### Given task
Provide an exact transcription of all the records.

### Stored rows

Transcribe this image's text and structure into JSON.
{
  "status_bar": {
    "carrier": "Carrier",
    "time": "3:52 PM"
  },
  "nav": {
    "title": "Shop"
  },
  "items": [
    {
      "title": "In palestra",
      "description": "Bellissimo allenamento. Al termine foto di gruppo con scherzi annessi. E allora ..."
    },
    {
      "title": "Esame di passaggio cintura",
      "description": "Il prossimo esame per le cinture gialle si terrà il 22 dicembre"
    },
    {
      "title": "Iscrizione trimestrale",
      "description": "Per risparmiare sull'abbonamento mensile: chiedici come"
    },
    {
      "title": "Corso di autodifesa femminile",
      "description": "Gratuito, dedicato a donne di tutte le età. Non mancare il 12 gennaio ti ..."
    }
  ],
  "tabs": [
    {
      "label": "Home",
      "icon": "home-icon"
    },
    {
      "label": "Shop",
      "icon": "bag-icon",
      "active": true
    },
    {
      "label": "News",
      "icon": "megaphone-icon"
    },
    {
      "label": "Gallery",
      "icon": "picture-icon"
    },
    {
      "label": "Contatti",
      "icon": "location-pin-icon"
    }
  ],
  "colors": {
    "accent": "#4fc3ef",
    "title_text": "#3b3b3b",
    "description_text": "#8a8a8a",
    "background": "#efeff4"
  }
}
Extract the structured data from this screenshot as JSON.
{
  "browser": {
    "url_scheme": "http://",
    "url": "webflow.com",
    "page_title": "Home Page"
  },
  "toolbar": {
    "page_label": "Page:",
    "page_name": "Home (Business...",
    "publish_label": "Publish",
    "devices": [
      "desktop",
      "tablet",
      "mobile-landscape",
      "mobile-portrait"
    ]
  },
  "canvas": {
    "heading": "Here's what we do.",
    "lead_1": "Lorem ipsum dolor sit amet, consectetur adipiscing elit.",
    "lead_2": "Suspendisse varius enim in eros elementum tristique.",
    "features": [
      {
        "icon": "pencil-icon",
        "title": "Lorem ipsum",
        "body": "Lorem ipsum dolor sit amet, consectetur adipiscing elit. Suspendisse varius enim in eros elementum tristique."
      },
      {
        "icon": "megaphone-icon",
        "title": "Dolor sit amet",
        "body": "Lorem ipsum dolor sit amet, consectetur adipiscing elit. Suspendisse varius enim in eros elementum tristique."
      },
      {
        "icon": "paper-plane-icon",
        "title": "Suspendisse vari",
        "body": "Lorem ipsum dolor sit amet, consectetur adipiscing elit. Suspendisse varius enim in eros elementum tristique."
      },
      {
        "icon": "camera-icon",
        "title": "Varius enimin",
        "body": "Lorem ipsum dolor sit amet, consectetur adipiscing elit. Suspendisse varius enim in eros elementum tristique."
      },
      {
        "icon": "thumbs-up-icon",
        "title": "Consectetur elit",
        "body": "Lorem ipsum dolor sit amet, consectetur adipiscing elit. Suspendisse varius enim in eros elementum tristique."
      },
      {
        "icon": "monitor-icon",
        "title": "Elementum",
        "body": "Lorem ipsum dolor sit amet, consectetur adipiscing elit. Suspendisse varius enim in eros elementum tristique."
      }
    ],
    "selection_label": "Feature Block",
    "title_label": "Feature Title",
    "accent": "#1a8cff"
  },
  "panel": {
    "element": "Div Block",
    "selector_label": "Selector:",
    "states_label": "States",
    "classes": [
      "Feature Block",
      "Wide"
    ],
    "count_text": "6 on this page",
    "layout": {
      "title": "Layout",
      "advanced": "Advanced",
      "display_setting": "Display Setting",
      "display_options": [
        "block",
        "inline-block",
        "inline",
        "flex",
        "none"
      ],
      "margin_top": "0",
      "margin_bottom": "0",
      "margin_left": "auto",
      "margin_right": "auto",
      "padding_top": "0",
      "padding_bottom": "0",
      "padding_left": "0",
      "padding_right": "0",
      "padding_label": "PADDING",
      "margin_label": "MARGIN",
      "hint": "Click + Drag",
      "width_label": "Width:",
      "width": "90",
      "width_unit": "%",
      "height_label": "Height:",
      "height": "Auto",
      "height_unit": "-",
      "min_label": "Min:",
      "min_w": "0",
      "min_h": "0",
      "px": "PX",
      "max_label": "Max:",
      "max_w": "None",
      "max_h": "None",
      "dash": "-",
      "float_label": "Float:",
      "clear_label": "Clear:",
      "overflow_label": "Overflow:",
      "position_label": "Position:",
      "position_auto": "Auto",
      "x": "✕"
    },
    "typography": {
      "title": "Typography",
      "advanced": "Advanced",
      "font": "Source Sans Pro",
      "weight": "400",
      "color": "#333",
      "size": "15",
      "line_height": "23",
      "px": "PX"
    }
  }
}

### Solution to this task
Transcribe this image's text and structure into JSON.
{
  "status_bar": {
    "carrier": "Carrier",
    "time": "3:52 PM"
  },
  "nav": {
    "title": "Shop"
  },
  "items": [
    {
      "title": "In palestra",
      "description": "Bellissimo allenamento. Al termine foto di gruppo con scherzi annessi. E allora ..."
    },
    {
      "title": "Esame di passaggio cintura",
      "description": "Il prossimo esame per le cinture gialle si terrà il 22 dicembre"
    },
    {
      "title": "Iscrizione trimestrale",
      "description": "Per risparmiare sull'abbonamento mensile: chiedici come"
    },
    {
      "title": "Corso di autodifesa femminile",
      "description": "Gratuito, dedicato a donne di tutte le età. Non mancare il 12 gennaio ti ..."
    }
  ],
  "tabs": [
    {
      "label": "Home",
      "icon": "home-icon"
    },
    {
      "label": "Shop",
      "icon": "bag-icon",
      "active": true
    },
    {
      "label": "News",
      "icon": "megaphone-icon"
    },
    {
      "label": "Gallery",
      "icon": "picture-icon"
    },
    {
      "label": "Contatti",
      "icon": "location-pin-icon"
    }
  ],
  "colors": {
    "accent": "#4fc3ef",
    "title_text": "#3b3b3b",
    "description_text": "#8a8a8a",
    "background": "#efeff4"
  }
}
Extract the structured data from this screenshot as JSON.
{
  "browser": {
    "url_scheme": "http://",
    "url": "webflow.com",
    "page_title": "Home Page"
  },
  "toolbar": {
    "page_label": "Page:",
    "page_name": "Home (Business...",
    "publish_label": "Publish",
    "devices": [
      "desktop",
      "tablet",
      "mobile-landscape",
      "mobile-portrait"
    ]
  },
  "canvas": {
    "heading": "Here's what we do.",
    "lead_1": "Lorem ipsum dolor sit amet, consectetur adipiscing elit.",
    "lead_2": "Suspendisse varius enim in eros elementum tristique.",
    "features": [
      {
        "icon": "pencil-icon",
        "title": "Lorem ipsum",
        "body": "Lorem ipsum dolor sit amet, consectetur adipiscing elit. Suspendisse varius enim in eros elementum tristique."
      },
      {
        "icon": "megaphone-icon",
        "title": "Dolor sit amet",
        "body": "Lorem ipsum dolor sit amet, consectetur adipiscing elit. Suspendisse varius enim in eros elementum tristique."
      },
      {
        "icon": "paper-plane-icon",
        "title": "Suspendisse vari",
        "body": "Lorem ipsum dolor sit amet, consectetur adipiscing elit. Suspendisse varius enim in eros elementum tristique."
      },
      {
        "icon": "camera-icon",
        "title": "Varius enimin",
        "body": "Lorem ipsum dolor sit amet, consectetur adipiscing elit. Suspendisse varius enim in eros elementum tristique."
      },
      {
        "icon": "thumbs-up-icon",
        "title": "Consectetur elit",
        "body": "Lorem ipsum dolor sit amet, consectetur adipiscing elit. Suspendisse varius enim in eros elementum tristique."
      },
      {
        "icon": "monitor-icon",
        "title": "Elementum",
        "body": "Lorem ipsum dolor sit amet, consectetur adipiscing elit. Suspendisse varius enim in eros elementum tristique."
      }
    ],
    "selection_label": "Feature Block",
    "title_label": "Feature Title",
    "accent": "#1a8cff"
  },
  "panel": {
    "element": "Div Block",
    "selector_label": "Selector:",
    "states_label": "States",
    "classes": [
      "Feature Block",
      "Wide"
    ],
    "count_text": "6 on this page",
    "layout": {
      "title": "Layout",
      "advanced": "Advanced",
      "display_setting": "Display Setting",
      "display_options": [
        "block",
        "inline-block",
        "inline",
        "flex",
        "none"
      ],
      "margin_top": "0",
      "margin_bottom": "0",
      "margin_left": "auto",
      "margin_right": "auto",
      "padding_top": "0",
      "padding_bottom": "0",
      "padding_left": "0",
      "padding_right": "0",
      "padding_label": "PADDING",
      "margin_label": "MARGIN",
      "hint": "Click + Drag",
      "width_label": "Width:",
      "width": "90",
      "width_unit": "%",
      "height_label": "Height:",
      "height": "Auto",
      "height_unit": "-",
      "min_label": "Min:",
      "min_w": "0",
      "min_h": "0",
      "px": "PX",
      "max_label": "Max:",
      "max_w": "None",
      "max_h": "None",
      "dash": "-",
      "float_label": "Float:",
      "clear_label": "Clear:",
      "overflow_label": "Overflow:",
      "position_label": "Position:",
      "position_auto": "Auto",
      "x": "✕"
    },
    "typography": {
      "title": "Typography",
      "advanced": "Advanced",
      "font": "Source Sans Pro",
      "weight": "400",
      "color": "#333",
      "size": "15",
      "line_height": "23",
      "px": "PX"
    }
  }
}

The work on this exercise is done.